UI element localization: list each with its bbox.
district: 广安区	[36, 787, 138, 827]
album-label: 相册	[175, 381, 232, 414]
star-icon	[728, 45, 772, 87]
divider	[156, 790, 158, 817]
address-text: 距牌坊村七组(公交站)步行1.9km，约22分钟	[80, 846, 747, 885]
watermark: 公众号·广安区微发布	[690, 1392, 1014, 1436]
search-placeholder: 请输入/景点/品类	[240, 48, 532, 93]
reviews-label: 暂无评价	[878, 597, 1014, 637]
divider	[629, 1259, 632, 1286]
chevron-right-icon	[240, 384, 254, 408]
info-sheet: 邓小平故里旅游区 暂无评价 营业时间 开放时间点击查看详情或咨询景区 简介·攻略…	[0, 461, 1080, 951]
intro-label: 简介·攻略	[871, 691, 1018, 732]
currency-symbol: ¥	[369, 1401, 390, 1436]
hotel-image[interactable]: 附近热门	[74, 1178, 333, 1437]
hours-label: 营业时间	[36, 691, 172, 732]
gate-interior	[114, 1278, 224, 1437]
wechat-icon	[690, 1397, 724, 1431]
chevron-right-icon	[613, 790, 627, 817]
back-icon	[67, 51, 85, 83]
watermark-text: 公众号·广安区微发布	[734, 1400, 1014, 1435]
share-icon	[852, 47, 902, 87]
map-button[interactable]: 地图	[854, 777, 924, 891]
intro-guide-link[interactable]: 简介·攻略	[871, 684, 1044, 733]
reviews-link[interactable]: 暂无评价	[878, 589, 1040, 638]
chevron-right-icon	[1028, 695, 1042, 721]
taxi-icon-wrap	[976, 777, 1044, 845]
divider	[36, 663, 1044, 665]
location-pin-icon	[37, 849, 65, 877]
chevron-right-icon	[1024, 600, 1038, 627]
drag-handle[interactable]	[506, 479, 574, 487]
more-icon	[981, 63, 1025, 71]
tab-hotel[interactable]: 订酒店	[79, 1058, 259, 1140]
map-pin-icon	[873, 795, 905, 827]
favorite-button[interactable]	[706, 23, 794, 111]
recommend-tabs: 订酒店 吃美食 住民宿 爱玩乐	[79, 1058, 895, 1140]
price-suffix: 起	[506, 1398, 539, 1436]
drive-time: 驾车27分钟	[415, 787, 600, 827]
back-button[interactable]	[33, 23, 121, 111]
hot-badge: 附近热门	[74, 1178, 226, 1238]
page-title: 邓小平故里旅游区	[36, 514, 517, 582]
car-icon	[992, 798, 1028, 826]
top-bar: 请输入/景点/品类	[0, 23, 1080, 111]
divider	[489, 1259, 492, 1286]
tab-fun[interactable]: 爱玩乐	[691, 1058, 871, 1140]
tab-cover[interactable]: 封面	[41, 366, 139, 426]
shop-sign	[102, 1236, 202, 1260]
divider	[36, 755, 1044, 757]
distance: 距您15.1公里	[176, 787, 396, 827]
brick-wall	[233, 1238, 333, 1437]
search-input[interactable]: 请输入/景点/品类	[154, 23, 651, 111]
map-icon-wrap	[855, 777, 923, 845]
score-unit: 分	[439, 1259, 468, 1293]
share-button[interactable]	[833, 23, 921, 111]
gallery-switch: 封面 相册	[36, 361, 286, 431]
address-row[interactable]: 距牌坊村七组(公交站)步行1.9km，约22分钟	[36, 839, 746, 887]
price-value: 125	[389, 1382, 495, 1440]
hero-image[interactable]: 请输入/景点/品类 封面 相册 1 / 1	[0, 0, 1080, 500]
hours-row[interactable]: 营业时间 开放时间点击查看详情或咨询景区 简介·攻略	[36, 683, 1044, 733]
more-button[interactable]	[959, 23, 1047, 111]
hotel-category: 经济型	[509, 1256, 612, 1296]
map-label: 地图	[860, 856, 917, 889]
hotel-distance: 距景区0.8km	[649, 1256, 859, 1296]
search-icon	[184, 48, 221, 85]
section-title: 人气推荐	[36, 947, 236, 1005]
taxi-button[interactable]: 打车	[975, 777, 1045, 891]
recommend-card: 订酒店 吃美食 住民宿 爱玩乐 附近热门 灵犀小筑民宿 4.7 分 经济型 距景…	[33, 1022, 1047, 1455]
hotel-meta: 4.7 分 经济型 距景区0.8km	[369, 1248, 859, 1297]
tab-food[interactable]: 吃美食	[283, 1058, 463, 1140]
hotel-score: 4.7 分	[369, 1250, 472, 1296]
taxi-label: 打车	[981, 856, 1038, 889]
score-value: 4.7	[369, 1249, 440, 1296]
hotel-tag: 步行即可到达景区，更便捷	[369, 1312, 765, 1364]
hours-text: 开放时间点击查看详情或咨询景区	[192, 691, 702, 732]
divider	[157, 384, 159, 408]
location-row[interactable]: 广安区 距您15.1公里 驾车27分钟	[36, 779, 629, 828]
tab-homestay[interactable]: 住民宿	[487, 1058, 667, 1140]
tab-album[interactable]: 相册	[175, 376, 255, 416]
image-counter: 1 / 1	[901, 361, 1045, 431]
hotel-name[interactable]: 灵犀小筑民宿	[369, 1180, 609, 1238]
┄┄┄┄┄┄┄┄┄┄┄┄┄┄┄┄┄┄┄┄
EXERCISE BRIEF:
Write out the material again, substituting "separator" for every occurrence of "divider" and leaving all else unchanged.

CORRECT RESPONSE:
UI element localization: list each with its bbox.
district: 广安区	[36, 787, 138, 827]
album-label: 相册	[175, 381, 232, 414]
star-icon	[728, 45, 772, 87]
separator	[156, 790, 158, 817]
address-text: 距牌坊村七组(公交站)步行1.9km，约22分钟	[80, 846, 747, 885]
watermark: 公众号·广安区微发布	[690, 1392, 1014, 1436]
search-placeholder: 请输入/景点/品类	[240, 48, 532, 93]
reviews-label: 暂无评价	[878, 597, 1014, 637]
separator	[629, 1259, 632, 1286]
chevron-right-icon	[240, 384, 254, 408]
info-sheet: 邓小平故里旅游区 暂无评价 营业时间 开放时间点击查看详情或咨询景区 简介·攻略…	[0, 461, 1080, 951]
intro-label: 简介·攻略	[871, 691, 1018, 732]
currency-symbol: ¥	[369, 1401, 390, 1436]
hotel-image[interactable]: 附近热门	[74, 1178, 333, 1437]
hours-label: 营业时间	[36, 691, 172, 732]
gate-interior	[114, 1278, 224, 1437]
wechat-icon	[690, 1397, 724, 1431]
chevron-right-icon	[613, 790, 627, 817]
back-icon	[67, 51, 85, 83]
watermark-text: 公众号·广安区微发布	[734, 1400, 1014, 1435]
share-icon	[852, 47, 902, 87]
map-button[interactable]: 地图	[854, 777, 924, 891]
intro-guide-link[interactable]: 简介·攻略	[871, 684, 1044, 733]
reviews-link[interactable]: 暂无评价	[878, 589, 1040, 638]
chevron-right-icon	[1028, 695, 1042, 721]
taxi-icon-wrap	[976, 777, 1044, 845]
separator	[36, 663, 1044, 665]
location-pin-icon	[37, 849, 65, 877]
chevron-right-icon	[1024, 600, 1038, 627]
drag-handle[interactable]	[506, 479, 574, 487]
more-icon	[981, 63, 1025, 71]
tab-hotel[interactable]: 订酒店	[79, 1058, 259, 1140]
map-pin-icon	[873, 795, 905, 827]
favorite-button[interactable]	[706, 23, 794, 111]
recommend-tabs: 订酒店 吃美食 住民宿 爱玩乐	[79, 1058, 895, 1140]
price-suffix: 起	[506, 1398, 539, 1436]
drive-time: 驾车27分钟	[415, 787, 600, 827]
back-button[interactable]	[33, 23, 121, 111]
hot-badge: 附近热门	[74, 1178, 226, 1238]
page-title: 邓小平故里旅游区	[36, 514, 517, 582]
car-icon	[992, 798, 1028, 826]
top-bar: 请输入/景点/品类	[0, 23, 1080, 111]
separator	[489, 1259, 492, 1286]
tab-fun[interactable]: 爱玩乐	[691, 1058, 871, 1140]
tab-cover[interactable]: 封面	[41, 366, 139, 426]
shop-sign	[102, 1236, 202, 1260]
separator	[36, 755, 1044, 757]
distance: 距您15.1公里	[176, 787, 396, 827]
brick-wall	[233, 1238, 333, 1437]
search-input[interactable]: 请输入/景点/品类	[154, 23, 651, 111]
map-icon-wrap	[855, 777, 923, 845]
score-unit: 分	[439, 1259, 468, 1293]
share-button[interactable]	[833, 23, 921, 111]
gallery-switch: 封面 相册	[36, 361, 286, 431]
address-row[interactable]: 距牌坊村七组(公交站)步行1.9km，约22分钟	[36, 839, 746, 887]
price-value: 125	[389, 1382, 495, 1440]
hero-image[interactable]: 请输入/景点/品类 封面 相册 1 / 1	[0, 0, 1080, 500]
hours-row[interactable]: 营业时间 开放时间点击查看详情或咨询景区 简介·攻略	[36, 683, 1044, 733]
more-button[interactable]	[959, 23, 1047, 111]
hotel-category: 经济型	[509, 1256, 612, 1296]
map-label: 地图	[860, 856, 917, 889]
hotel-distance: 距景区0.8km	[649, 1256, 859, 1296]
search-icon	[184, 48, 221, 85]
section-title: 人气推荐	[36, 947, 236, 1005]
taxi-button[interactable]: 打车	[975, 777, 1045, 891]
recommend-card: 订酒店 吃美食 住民宿 爱玩乐 附近热门 灵犀小筑民宿 4.7 分 经济型 距景…	[33, 1022, 1047, 1455]
hotel-meta: 4.7 分 经济型 距景区0.8km	[369, 1248, 859, 1297]
tab-food[interactable]: 吃美食	[283, 1058, 463, 1140]
hotel-score: 4.7 分	[369, 1250, 472, 1296]
taxi-label: 打车	[981, 856, 1038, 889]
score-value: 4.7	[369, 1249, 440, 1296]
hotel-tag: 步行即可到达景区，更便捷	[369, 1312, 765, 1364]
hours-text: 开放时间点击查看详情或咨询景区	[192, 691, 702, 732]
separator	[157, 384, 159, 408]
location-row[interactable]: 广安区 距您15.1公里 驾车27分钟	[36, 779, 629, 828]
tab-homestay[interactable]: 住民宿	[487, 1058, 667, 1140]
tab-album[interactable]: 相册	[175, 376, 255, 416]
image-counter: 1 / 1	[901, 361, 1045, 431]
hotel-name[interactable]: 灵犀小筑民宿	[369, 1180, 609, 1238]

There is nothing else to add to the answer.